══ INPUT RECORDS ══

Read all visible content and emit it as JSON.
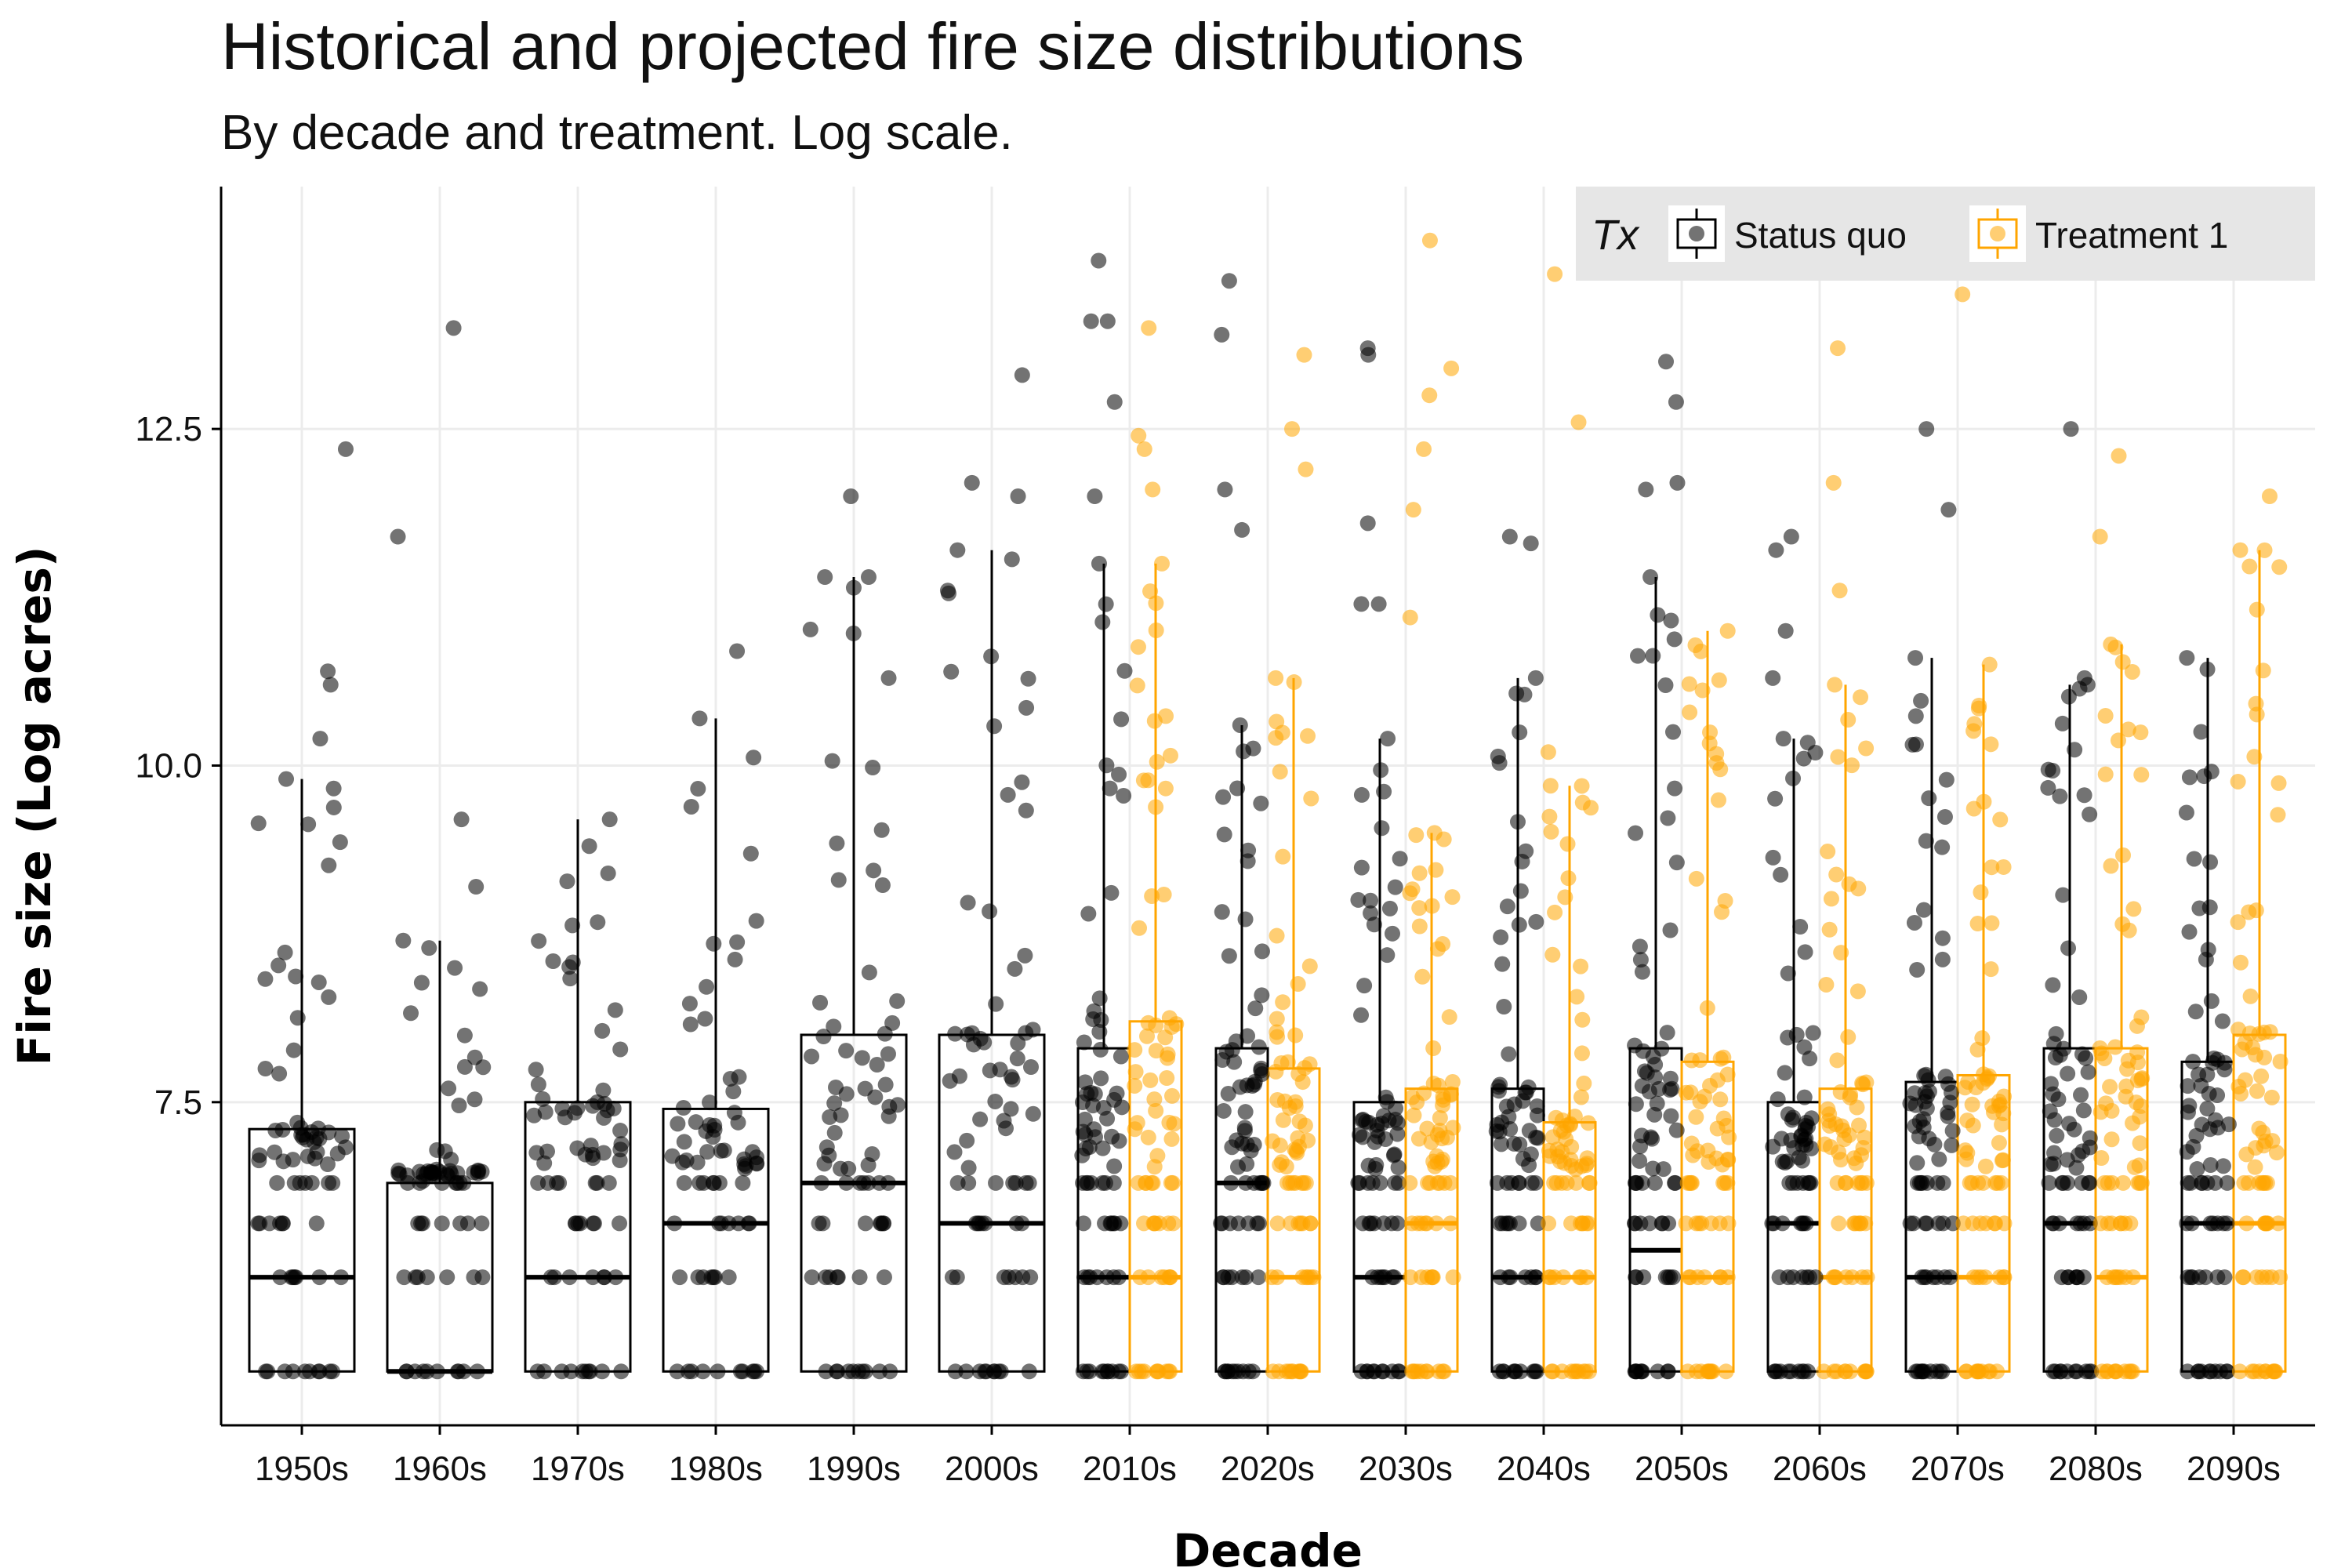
{
  "chart_data": {
    "type": "boxplot",
    "title": "Historical and projected fire size distributions",
    "subtitle": "By decade and treatment. Log scale.",
    "xlabel": "Decade",
    "ylabel": "Fire size (Log acres)",
    "y_scale": "log acres",
    "ylim": [
      5.1,
      14.3
    ],
    "y_ticks": [
      7.5,
      10.0,
      12.5
    ],
    "y_tick_labels": [
      "7.5",
      "10.0",
      "12.5"
    ],
    "grid": true,
    "categories": [
      "1950s",
      "1960s",
      "1970s",
      "1980s",
      "1990s",
      "2000s",
      "2010s",
      "2020s",
      "2030s",
      "2040s",
      "2050s",
      "2060s",
      "2070s",
      "2080s",
      "2090s"
    ],
    "legend": {
      "title": "Tx",
      "position": "top-right",
      "entries": [
        "Status quo",
        "Treatment 1"
      ]
    },
    "series": [
      {
        "name": "Status quo",
        "color": "#000000",
        "point_color": "#000000",
        "boxes": [
          {
            "decade": "1950s",
            "q1": 5.5,
            "median": 6.2,
            "q3": 7.3,
            "upper": 9.9,
            "outliers": [
              10.2,
              10.6,
              10.7,
              12.35
            ]
          },
          {
            "decade": "1960s",
            "q1": 5.5,
            "median": 5.5,
            "q3": 6.9,
            "upper": 8.7,
            "outliers": [
              9.1,
              9.6,
              11.7,
              13.25
            ]
          },
          {
            "decade": "1970s",
            "q1": 5.5,
            "median": 6.2,
            "q3": 7.5,
            "upper": 9.6
          },
          {
            "decade": "1980s",
            "q1": 5.5,
            "median": 6.6,
            "q3": 7.45,
            "upper": 10.35,
            "outliers": [
              10.85
            ]
          },
          {
            "decade": "1990s",
            "q1": 5.5,
            "median": 6.9,
            "q3": 8.0,
            "upper": 11.4,
            "outliers": [
              11.4,
              12.0
            ]
          },
          {
            "decade": "2000s",
            "q1": 5.5,
            "median": 6.6,
            "q3": 8.0,
            "upper": 11.6,
            "outliers": [
              12.0,
              12.1,
              12.9
            ]
          },
          {
            "decade": "2010s",
            "q1": 5.5,
            "median": 6.2,
            "q3": 7.9,
            "upper": 11.5,
            "outliers": [
              12.0,
              12.7,
              13.3,
              13.3,
              13.75
            ]
          },
          {
            "decade": "2020s",
            "q1": 5.5,
            "median": 6.9,
            "q3": 7.9,
            "upper": 10.3,
            "outliers": [
              11.75,
              12.05,
              13.2,
              13.6
            ]
          },
          {
            "decade": "2030s",
            "q1": 5.5,
            "median": 6.2,
            "q3": 7.5,
            "upper": 10.2,
            "outliers": [
              11.2,
              11.2,
              11.8,
              13.05,
              13.1
            ]
          },
          {
            "decade": "2040s",
            "q1": 5.5,
            "median": 6.2,
            "q3": 7.6,
            "upper": 10.65,
            "outliers": [
              11.65,
              11.7
            ]
          },
          {
            "decade": "2050s",
            "q1": 5.5,
            "median": 6.4,
            "q3": 7.9,
            "upper": 11.4,
            "outliers": [
              12.05,
              12.1,
              12.7,
              13.0
            ]
          },
          {
            "decade": "2060s",
            "q1": 5.5,
            "median": 6.6,
            "q3": 7.5,
            "upper": 10.2,
            "outliers": [
              10.65,
              11.0,
              11.6,
              11.7
            ]
          },
          {
            "decade": "2070s",
            "q1": 5.5,
            "median": 6.2,
            "q3": 7.65,
            "upper": 10.8,
            "outliers": [
              11.9,
              12.5,
              13.7
            ]
          },
          {
            "decade": "2080s",
            "q1": 5.5,
            "median": 6.6,
            "q3": 7.9,
            "upper": 10.6,
            "outliers": [
              10.65,
              12.5
            ]
          },
          {
            "decade": "2090s",
            "q1": 5.5,
            "median": 6.6,
            "q3": 7.8,
            "upper": 10.8,
            "outliers": [
              13.7
            ]
          }
        ]
      },
      {
        "name": "Treatment 1",
        "color": "#FFA500",
        "point_color": "#FFA500",
        "boxes": [
          {
            "decade": "2010s",
            "q1": 5.5,
            "median": 6.2,
            "q3": 8.1,
            "upper": 11.5,
            "outliers": [
              12.05,
              12.35,
              12.45,
              13.25
            ]
          },
          {
            "decade": "2020s",
            "q1": 5.5,
            "median": 6.2,
            "q3": 7.75,
            "upper": 10.65,
            "outliers": [
              12.2,
              12.5,
              13.05
            ]
          },
          {
            "decade": "2030s",
            "q1": 5.5,
            "median": 6.6,
            "q3": 7.6,
            "upper": 9.5,
            "outliers": [
              11.1,
              11.9,
              12.35,
              12.75,
              12.95,
              13.9
            ]
          },
          {
            "decade": "2040s",
            "q1": 5.5,
            "median": 6.2,
            "q3": 7.35,
            "upper": 9.85,
            "outliers": [
              10.1,
              12.55,
              13.65
            ]
          },
          {
            "decade": "2050s",
            "q1": 5.5,
            "median": 6.2,
            "q3": 7.8,
            "upper": 11.0
          },
          {
            "decade": "2060s",
            "q1": 5.5,
            "median": 6.2,
            "q3": 7.6,
            "upper": 10.6,
            "outliers": [
              11.3,
              12.1,
              13.1
            ]
          },
          {
            "decade": "2070s",
            "q1": 5.5,
            "median": 6.2,
            "q3": 7.7,
            "upper": 10.75,
            "outliers": [
              13.5
            ]
          },
          {
            "decade": "2080s",
            "q1": 5.5,
            "median": 6.2,
            "q3": 7.9,
            "upper": 10.9,
            "outliers": [
              11.7,
              12.3
            ]
          },
          {
            "decade": "2090s",
            "q1": 5.5,
            "median": 6.6,
            "q3": 8.0,
            "upper": 11.6,
            "outliers": [
              12.0
            ]
          }
        ]
      }
    ]
  }
}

═══

▶ **WRITTEN EXERCISE**: Examine the listing and say how many of its lines contain the string "size". Give the number alone.

▶ **THE COMPLETED TASK**: 2